==== Entries shown ====

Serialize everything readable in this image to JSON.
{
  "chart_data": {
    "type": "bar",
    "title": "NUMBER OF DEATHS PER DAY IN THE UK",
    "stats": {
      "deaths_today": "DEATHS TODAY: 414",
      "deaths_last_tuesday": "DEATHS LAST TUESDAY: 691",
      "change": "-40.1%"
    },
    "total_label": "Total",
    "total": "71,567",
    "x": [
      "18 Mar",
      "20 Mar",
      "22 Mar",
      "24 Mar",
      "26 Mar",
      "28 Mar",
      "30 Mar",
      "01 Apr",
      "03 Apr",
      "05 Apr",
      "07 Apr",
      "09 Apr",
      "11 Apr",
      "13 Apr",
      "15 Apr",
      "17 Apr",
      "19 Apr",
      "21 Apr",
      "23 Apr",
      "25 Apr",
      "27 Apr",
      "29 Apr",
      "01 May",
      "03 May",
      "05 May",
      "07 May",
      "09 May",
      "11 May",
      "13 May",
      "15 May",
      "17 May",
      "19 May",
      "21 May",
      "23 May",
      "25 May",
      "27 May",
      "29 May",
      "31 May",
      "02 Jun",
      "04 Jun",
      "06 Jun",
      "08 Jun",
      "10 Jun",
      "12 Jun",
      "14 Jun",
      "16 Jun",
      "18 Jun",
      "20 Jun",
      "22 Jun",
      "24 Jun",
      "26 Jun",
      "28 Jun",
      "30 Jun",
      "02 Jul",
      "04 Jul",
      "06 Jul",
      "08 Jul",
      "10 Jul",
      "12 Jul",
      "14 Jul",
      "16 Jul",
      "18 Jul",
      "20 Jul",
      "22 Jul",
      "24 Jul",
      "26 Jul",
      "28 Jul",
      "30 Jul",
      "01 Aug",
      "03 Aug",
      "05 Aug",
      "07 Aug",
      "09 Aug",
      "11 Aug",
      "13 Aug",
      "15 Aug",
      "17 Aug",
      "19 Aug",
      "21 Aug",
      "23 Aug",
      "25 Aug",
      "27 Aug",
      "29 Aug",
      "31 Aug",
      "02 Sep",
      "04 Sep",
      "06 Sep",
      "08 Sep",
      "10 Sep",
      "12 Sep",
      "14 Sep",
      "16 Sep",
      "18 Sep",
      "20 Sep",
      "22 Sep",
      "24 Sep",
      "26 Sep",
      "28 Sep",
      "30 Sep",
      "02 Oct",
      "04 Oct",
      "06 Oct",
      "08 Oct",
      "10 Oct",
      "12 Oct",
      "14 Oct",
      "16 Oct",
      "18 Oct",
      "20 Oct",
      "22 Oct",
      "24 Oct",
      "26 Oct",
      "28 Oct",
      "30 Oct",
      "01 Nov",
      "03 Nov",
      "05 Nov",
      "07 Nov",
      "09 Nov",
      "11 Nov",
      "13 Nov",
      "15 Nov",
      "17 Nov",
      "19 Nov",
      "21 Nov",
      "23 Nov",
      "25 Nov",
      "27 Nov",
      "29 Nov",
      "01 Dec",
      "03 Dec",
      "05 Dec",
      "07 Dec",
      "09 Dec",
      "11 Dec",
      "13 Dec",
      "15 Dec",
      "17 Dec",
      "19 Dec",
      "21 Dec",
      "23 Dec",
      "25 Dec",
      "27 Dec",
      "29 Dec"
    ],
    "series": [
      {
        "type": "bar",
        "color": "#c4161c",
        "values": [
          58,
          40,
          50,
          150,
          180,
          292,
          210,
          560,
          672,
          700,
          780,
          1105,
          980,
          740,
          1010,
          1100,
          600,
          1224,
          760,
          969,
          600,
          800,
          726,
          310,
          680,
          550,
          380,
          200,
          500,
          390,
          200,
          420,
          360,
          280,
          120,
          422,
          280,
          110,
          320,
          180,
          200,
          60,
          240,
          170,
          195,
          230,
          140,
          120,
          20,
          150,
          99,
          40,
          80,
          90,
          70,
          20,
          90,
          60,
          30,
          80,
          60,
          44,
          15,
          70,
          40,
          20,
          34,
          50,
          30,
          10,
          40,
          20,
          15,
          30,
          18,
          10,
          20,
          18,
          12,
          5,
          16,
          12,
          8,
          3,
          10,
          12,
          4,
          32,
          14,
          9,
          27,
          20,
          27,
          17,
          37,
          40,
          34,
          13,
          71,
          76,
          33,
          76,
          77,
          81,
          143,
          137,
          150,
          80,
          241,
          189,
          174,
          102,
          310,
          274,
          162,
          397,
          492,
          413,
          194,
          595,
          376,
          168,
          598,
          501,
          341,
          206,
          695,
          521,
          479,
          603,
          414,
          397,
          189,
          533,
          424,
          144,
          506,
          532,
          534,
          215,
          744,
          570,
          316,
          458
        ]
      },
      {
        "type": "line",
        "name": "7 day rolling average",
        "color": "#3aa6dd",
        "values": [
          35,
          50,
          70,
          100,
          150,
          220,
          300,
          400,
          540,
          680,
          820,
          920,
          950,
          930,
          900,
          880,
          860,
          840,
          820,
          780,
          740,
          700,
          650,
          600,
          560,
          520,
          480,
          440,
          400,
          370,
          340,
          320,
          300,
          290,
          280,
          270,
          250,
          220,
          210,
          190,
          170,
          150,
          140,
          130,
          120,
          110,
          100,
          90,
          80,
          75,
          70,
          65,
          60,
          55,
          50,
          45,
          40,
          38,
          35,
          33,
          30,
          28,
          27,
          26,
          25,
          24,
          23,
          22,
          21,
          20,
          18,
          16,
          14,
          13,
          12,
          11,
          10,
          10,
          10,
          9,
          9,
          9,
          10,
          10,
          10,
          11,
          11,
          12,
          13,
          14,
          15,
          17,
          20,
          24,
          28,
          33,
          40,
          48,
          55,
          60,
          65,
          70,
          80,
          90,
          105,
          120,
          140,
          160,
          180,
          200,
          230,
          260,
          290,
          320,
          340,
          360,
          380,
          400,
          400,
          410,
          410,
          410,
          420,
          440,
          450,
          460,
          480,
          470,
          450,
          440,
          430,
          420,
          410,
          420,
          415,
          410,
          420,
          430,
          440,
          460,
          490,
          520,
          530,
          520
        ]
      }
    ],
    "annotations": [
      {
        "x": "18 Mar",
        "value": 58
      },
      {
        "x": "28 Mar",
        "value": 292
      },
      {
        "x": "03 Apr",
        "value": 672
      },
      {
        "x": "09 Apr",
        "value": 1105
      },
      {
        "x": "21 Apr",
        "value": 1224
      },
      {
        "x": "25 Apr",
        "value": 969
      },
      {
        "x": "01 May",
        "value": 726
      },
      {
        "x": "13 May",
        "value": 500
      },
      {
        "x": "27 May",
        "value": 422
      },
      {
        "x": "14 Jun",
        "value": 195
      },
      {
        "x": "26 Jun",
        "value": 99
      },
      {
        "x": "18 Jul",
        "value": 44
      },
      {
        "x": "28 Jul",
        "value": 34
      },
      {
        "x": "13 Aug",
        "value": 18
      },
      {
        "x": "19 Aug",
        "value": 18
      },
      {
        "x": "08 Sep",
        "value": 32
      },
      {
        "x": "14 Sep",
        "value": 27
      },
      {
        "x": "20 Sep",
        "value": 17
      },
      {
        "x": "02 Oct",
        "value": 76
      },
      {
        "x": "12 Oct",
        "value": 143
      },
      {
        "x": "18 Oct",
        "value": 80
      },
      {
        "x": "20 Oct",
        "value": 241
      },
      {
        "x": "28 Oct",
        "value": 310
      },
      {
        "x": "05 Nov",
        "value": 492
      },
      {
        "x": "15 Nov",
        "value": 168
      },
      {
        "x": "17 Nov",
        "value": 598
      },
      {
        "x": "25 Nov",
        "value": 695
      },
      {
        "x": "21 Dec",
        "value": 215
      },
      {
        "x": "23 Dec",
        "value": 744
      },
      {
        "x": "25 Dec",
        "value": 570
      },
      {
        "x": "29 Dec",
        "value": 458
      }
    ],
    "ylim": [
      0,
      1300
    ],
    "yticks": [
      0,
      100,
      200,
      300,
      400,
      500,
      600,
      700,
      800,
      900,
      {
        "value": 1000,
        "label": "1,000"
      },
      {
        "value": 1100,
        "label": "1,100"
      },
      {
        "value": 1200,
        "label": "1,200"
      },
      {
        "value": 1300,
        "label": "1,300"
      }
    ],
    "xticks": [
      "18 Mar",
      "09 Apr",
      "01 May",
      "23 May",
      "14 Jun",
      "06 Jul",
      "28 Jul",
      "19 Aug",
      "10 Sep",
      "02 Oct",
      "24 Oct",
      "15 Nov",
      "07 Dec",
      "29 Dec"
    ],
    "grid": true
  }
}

====

_Objective_:
Identify each line in the entries with the word "DEATHS" and copy it.

_Worked answer_:
    "title": "NUMBER OF DEATHS PER DAY IN THE UK",
      "deaths_today": "DEATHS TODAY: 414",
      "deaths_last_tuesday": "DEATHS LAST TUESDAY: 691",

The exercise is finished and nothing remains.